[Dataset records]
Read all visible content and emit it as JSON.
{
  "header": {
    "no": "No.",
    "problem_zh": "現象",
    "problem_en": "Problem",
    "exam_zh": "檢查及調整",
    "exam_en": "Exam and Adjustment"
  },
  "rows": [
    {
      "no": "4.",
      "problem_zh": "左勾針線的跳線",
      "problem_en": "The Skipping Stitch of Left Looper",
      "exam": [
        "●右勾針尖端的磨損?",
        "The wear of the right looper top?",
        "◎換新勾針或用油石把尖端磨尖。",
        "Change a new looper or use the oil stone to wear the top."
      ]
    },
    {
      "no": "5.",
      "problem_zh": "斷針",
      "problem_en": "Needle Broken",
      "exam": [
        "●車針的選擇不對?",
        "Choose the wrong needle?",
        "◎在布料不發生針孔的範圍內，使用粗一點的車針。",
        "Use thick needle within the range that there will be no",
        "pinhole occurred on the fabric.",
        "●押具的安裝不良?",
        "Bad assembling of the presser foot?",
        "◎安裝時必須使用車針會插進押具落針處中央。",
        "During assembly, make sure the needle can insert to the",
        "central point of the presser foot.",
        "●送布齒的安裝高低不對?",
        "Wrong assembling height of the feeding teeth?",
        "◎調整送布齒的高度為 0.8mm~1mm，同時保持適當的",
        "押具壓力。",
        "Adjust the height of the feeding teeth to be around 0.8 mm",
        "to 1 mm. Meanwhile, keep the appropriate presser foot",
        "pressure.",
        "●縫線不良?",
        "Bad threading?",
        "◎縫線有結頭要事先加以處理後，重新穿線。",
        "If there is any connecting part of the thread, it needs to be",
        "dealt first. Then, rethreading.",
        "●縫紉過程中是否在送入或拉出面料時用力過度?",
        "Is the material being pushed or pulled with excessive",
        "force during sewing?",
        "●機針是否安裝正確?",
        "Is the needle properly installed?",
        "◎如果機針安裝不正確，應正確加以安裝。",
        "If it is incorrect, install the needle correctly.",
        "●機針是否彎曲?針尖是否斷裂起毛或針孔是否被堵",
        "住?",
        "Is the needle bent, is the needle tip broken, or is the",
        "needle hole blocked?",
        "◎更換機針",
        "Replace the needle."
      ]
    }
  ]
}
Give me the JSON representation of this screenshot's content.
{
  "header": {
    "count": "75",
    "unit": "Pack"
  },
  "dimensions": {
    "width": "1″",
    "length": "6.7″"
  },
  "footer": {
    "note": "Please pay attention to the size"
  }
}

[TASK TO CARRY OUT] Extract the full set of entries word for word.

[FINISHED ANSWER]
Read all visible content and emit it as JSON.
{
  "header": {
    "no": "No.",
    "problem_zh": "現象",
    "problem_en": "Problem",
    "exam_zh": "檢查及調整",
    "exam_en": "Exam and Adjustment"
  },
  "rows": [
    {
      "no": "4.",
      "problem_zh": "左勾針線的跳線",
      "problem_en": "The Skipping Stitch of Left Looper",
      "exam": [
        "●右勾針尖端的磨損?",
        "The wear of the right looper top?",
        "◎換新勾針或用油石把尖端磨尖。",
        "Change a new looper or use the oil stone to wear the top."
      ]
    },
    {
      "no": "5.",
      "problem_zh": "斷針",
      "problem_en": "Needle Broken",
      "exam": [
        "●車針的選擇不對?",
        "Choose the wrong needle?",
        "◎在布料不發生針孔的範圍內，使用粗一點的車針。",
        "Use thick needle within the range that there will be no",
        "pinhole occurred on the fabric.",
        "●押具的安裝不良?",
        "Bad assembling of the presser foot?",
        "◎安裝時必須使用車針會插進押具落針處中央。",
        "During assembly, make sure the needle can insert to the",
        "central point of the presser foot.",
        "●送布齒的安裝高低不對?",
        "Wrong assembling height of the feeding teeth?",
        "◎調整送布齒的高度為 0.8mm~1mm，同時保持適當的",
        "押具壓力。",
        "Adjust the height of the feeding teeth to be around 0.8 mm",
        "to 1 mm. Meanwhile, keep the appropriate presser foot",
        "pressure.",
        "●縫線不良?",
        "Bad threading?",
        "◎縫線有結頭要事先加以處理後，重新穿線。",
        "If there is any connecting part of the thread, it needs to be",
        "dealt first. Then, rethreading.",
        "●縫紉過程中是否在送入或拉出面料時用力過度?",
        "Is the material being pushed or pulled with excessive",
        "force during sewing?",
        "●機針是否安裝正確?",
        "Is the needle properly installed?",
        "◎如果機針安裝不正確，應正確加以安裝。",
        "If it is incorrect, install the needle correctly.",
        "●機針是否彎曲?針尖是否斷裂起毛或針孔是否被堵",
        "住?",
        "Is the needle bent, is the needle tip broken, or is the",
        "needle hole blocked?",
        "◎更換機針",
        "Replace the needle."
      ]
    }
  ]
}
Give me the JSON representation of this screenshot's content.
{
  "header": {
    "count": "75",
    "unit": "Pack"
  },
  "dimensions": {
    "width": "1″",
    "length": "6.7″"
  },
  "footer": {
    "note": "Please pay attention to the size"
  }
}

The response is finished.